* [Consigne A]
Sélectionnez toutes les lignes du listing qui contiennent la chaîne « Wedge », en tenant compte de la casse.

* [Document source]
────────

Les Contemporains/Troisième série/Albert Wolff et Émile Blavet

Société française d’imprimerie et de librairie (Troixième sériep. 261-276).

CHRONIQUEURS PARISIENS


I

MM. ALBERT WOLFF ET ÉMILE BLAVET


On vient de rendre un tardif hommage au plus grand poète de ce siècle : c’est Lamartine que je veux dire. N’allez pas, à cette occasion, relire les Méditations ou les Harmonies ; car, ou vous n’y trouveriez aucun plaisir et vous me paraîtriez par là fort à plaindre, ou vous seriez à ce point repris par cette poésie toute divine, que presque rien ne vous intéresserait plus au monde, pas même les choses de Paris ni les chroniqueurs parisiens.

Je prends un étrange chemin pour vous parler d’eux ; mais croyez que j’y arriverai d’autant plus vite que j’en suis plus loin… Lamartine est la poésie même. Certaines strophes de lui vous emplissent pour des

heures de musique et de rêve. Pourquoi celles-ci me reviennent-elles ?

  Mon cœur, lassé de tout, même de l’espérance,
  N’ira plus de ses vœux importuner le sort.
  Prêtez-moi seulement, vallon de mon enfance,
  Un asile d’un jour pour attendre la mort…

  Repose-toi, mon âme, en ce dernier asile…

  Oui, la nature est là, qui t’invite et qui t’aime !
  Plonge-toi dans son sein qu’elle t’ouvre toujours.
  Quand tout change pour toi, la nature est la même,
  Et le même soleil se lève sur tes jours.

Vous êtes à la campagne. Vous retrouvez dans un coin de bibliothèque un vieil exemplaire des Méditations. Il y a, à la première page, une vignette qui représente un long poète en redingote sur un promontoire, les cheveux dans la tempête, ou un ange en robe blanche qui porte une harpe. Couché dans l’herbe, au pied d’un arbre, vous lisez les strophes que je citais tout à l’heure, ou d’autres aussi belles ; et le soleil, à travers les branches, jette sur la page des taches lumineuses et mobiles. Là-dessus, le « piéton » vous apporte le Figaro du jour, et vous parcourez, je suppose, le « Courrier de Paris » de M. Albert Wolff. Eh bien ! je vous promets une impression singulière. Je gagerais que la chronique de M. Wolff vous sera profondément indifférente et que, ainsi prévenu, la vanité de beaucoup d’autres choses vous apparaîtra très clairement.

J’ai eu, sans la chercher, une impression de cette espèce, m’étant donné la tâche de parcourir d’affilée cinq ou six volumes de chroniques parisiennes, cependant que des feuillages frissonnaient sur ma tête et que la Terre vivait autour de moi son éternelle vie. Il y a, comme cela, des moments d’illumination intellectuelle, de sagesse absolue, où nous concevons tout à coup la grandeur du monde et l’inutilité ridicule de certaines manifestations de l’activité humaine. Tout l’artificiel de la vie contemporaine m’a été soudainement révélé. Et j’ai senti amèrement que d’écrire des chroniques dans un journal est une des besognes les plus vaines auxquelles un homme puisse consacrer ses jours périssables.

────────

* [Consigne B]
Selon le document source, qui signe le « Courrier de Paris » que le « piéton » apporte dans le Figaro du jour ?

* [Données sources]
────────

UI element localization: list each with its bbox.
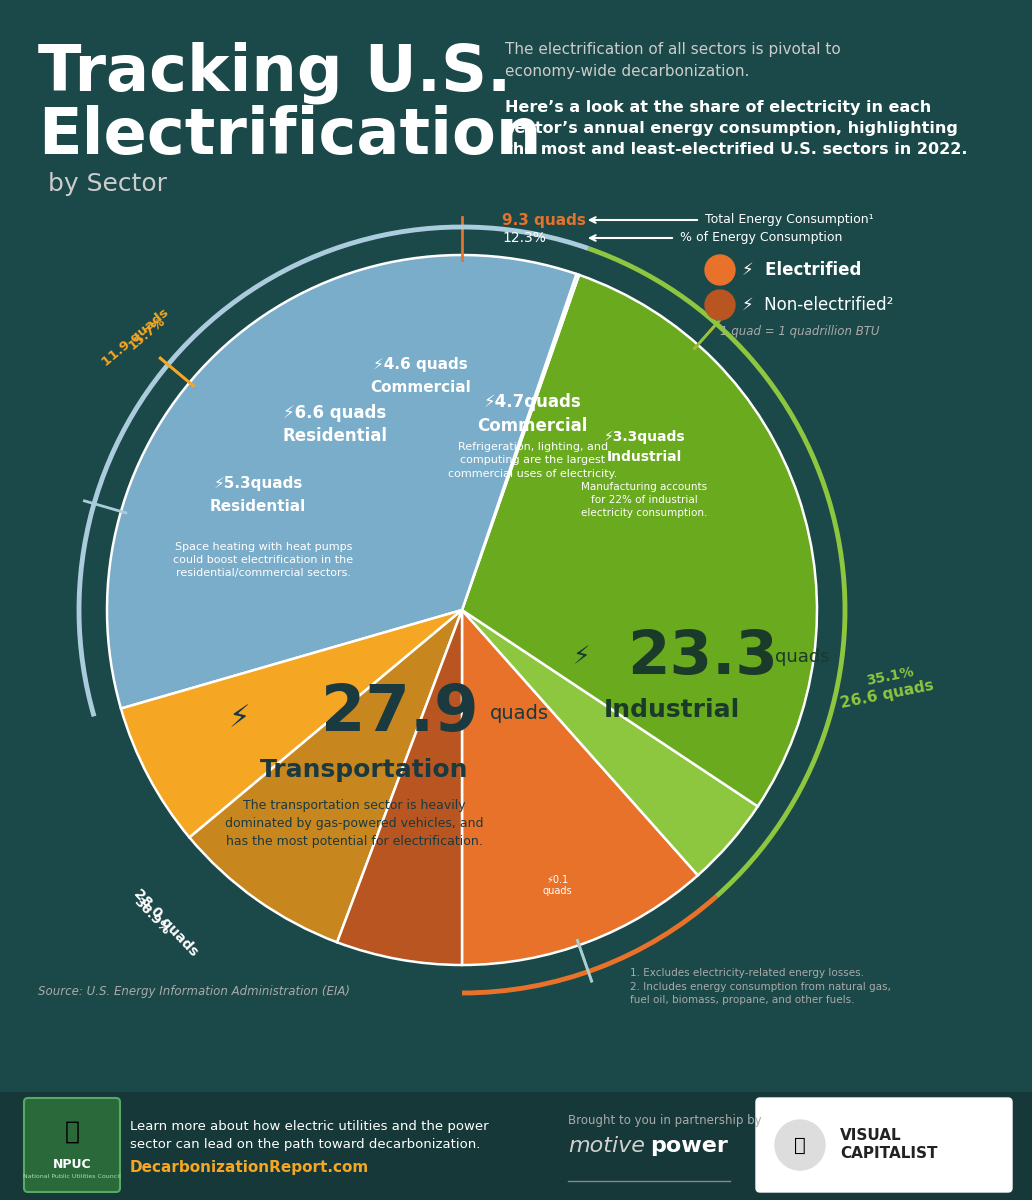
Wedge shape: [190, 610, 462, 942]
Text: Source: U.S. Energy Information Administration (EIA): Source: U.S. Energy Information Administ…: [38, 985, 350, 998]
Text: 15.7%: 15.7%: [126, 314, 168, 353]
Wedge shape: [462, 275, 817, 806]
Text: 11.9 quads: 11.9 quads: [100, 306, 171, 370]
Text: 9.3 quads: 9.3 quads: [502, 212, 586, 228]
Text: CAPITALIST: CAPITALIST: [840, 1146, 937, 1162]
Text: 27.9: 27.9: [321, 683, 478, 744]
Text: Learn more about how electric utilities and the power: Learn more about how electric utilities …: [130, 1120, 488, 1133]
Wedge shape: [337, 610, 462, 965]
Text: Here’s a look at the share of electricity in each
sector’s annual energy consump: Here’s a look at the share of electricit…: [505, 100, 968, 157]
Text: Refrigeration, lighting, and
computing are the largest
commercial uses of electr: Refrigeration, lighting, and computing a…: [448, 442, 617, 479]
Text: National Public Utilities Council: National Public Utilities Council: [23, 1175, 121, 1180]
Text: Space heating with heat pumps
could boost electrification in the
residential/com: Space heating with heat pumps could boos…: [173, 541, 353, 578]
Text: The transportation sector is heavily
dominated by gas-powered vehicles, and
has : The transportation sector is heavily dom…: [225, 799, 484, 848]
Text: 🦅: 🦅: [795, 1135, 806, 1154]
Text: 36.9%: 36.9%: [131, 895, 171, 938]
Text: ⚡0.1
quads: ⚡0.1 quads: [542, 875, 572, 896]
Text: Residential: Residential: [282, 426, 387, 444]
Text: 26.6 quads: 26.6 quads: [839, 678, 935, 710]
Text: by Sector: by Sector: [49, 172, 167, 196]
Text: 12.3%: 12.3%: [502, 230, 546, 245]
Text: Commercial: Commercial: [370, 380, 472, 396]
Wedge shape: [107, 256, 577, 708]
Text: ⚡5.3quads: ⚡5.3quads: [214, 476, 303, 491]
Circle shape: [705, 254, 735, 284]
Text: DecarbonizationReport.com: DecarbonizationReport.com: [130, 1160, 369, 1175]
Wedge shape: [462, 274, 579, 610]
Text: The electrification of all sectors is pivotal to
economy-wide decarbonization.: The electrification of all sectors is pi…: [505, 42, 841, 78]
Circle shape: [775, 1120, 825, 1170]
Text: quads: quads: [490, 704, 549, 722]
Text: Industrial: Industrial: [604, 698, 740, 722]
Text: 1. Excludes electricity-related energy losses.
2. Includes energy consumption fr: 1. Excludes electricity-related energy l…: [630, 968, 891, 1006]
Text: Commercial: Commercial: [478, 418, 588, 436]
Text: ⚡4.6 quads: ⚡4.6 quads: [374, 358, 469, 372]
Text: ⚡  Non-electrified²: ⚡ Non-electrified²: [742, 296, 894, 314]
Text: power: power: [650, 1136, 728, 1156]
Text: Industrial: Industrial: [607, 450, 682, 463]
Text: NPUC: NPUC: [53, 1158, 91, 1170]
Text: 35.1%: 35.1%: [865, 665, 915, 688]
Text: ⚡6.6 quads: ⚡6.6 quads: [283, 403, 386, 421]
Text: sector can lead on the path toward decarbonization.: sector can lead on the path toward decar…: [130, 1138, 480, 1151]
Text: 28.0 quads: 28.0 quads: [131, 887, 200, 959]
Text: motive: motive: [568, 1136, 645, 1156]
Text: ⚡4.7quads: ⚡4.7quads: [484, 394, 582, 412]
Text: Brought to you in partnership by: Brought to you in partnership by: [568, 1114, 762, 1127]
Circle shape: [705, 290, 735, 320]
Text: Total Energy Consumption¹: Total Energy Consumption¹: [705, 214, 874, 227]
Text: Tracking U.S.: Tracking U.S.: [38, 42, 511, 104]
Text: 1 quad = 1 quadrillion BTU: 1 quad = 1 quadrillion BTU: [720, 325, 879, 338]
Wedge shape: [121, 610, 462, 838]
Wedge shape: [462, 610, 757, 875]
Text: ⚡: ⚡: [229, 704, 250, 733]
Wedge shape: [462, 610, 698, 965]
Text: VISUAL: VISUAL: [840, 1128, 902, 1142]
Bar: [0, 1092, 1032, 1200]
FancyBboxPatch shape: [756, 1098, 1012, 1192]
Text: ⚡3.3quads: ⚡3.3quads: [604, 430, 685, 444]
Text: Electrification: Electrification: [38, 104, 542, 167]
Text: 23.3: 23.3: [626, 628, 777, 686]
Text: quads: quads: [775, 648, 830, 666]
Text: Manufacturing accounts
for 22% of industrial
electricity consumption.: Manufacturing accounts for 22% of indust…: [581, 481, 708, 518]
Text: Residential: Residential: [211, 499, 307, 515]
Text: % of Energy Consumption: % of Energy Consumption: [680, 232, 842, 245]
Text: ⚡: ⚡: [574, 646, 591, 670]
Text: Transportation: Transportation: [260, 758, 469, 782]
Text: ⚡  Electrified: ⚡ Electrified: [742, 260, 862, 278]
Text: 🌲: 🌲: [64, 1120, 79, 1144]
FancyBboxPatch shape: [24, 1098, 120, 1192]
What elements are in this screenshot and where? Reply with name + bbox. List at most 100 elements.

────────

* [Réponse A]
Wedge shape: [190, 610, 462, 942]
Wedge shape: [462, 275, 817, 806]
Wedge shape: [337, 610, 462, 965]
Wedge shape: [107, 256, 577, 708]
Wedge shape: [462, 274, 579, 610]
Wedge shape: [121, 610, 462, 838]
Wedge shape: [462, 610, 757, 875]
Wedge shape: [462, 610, 698, 965]

* [Réponse B]
M. Albert Wolff.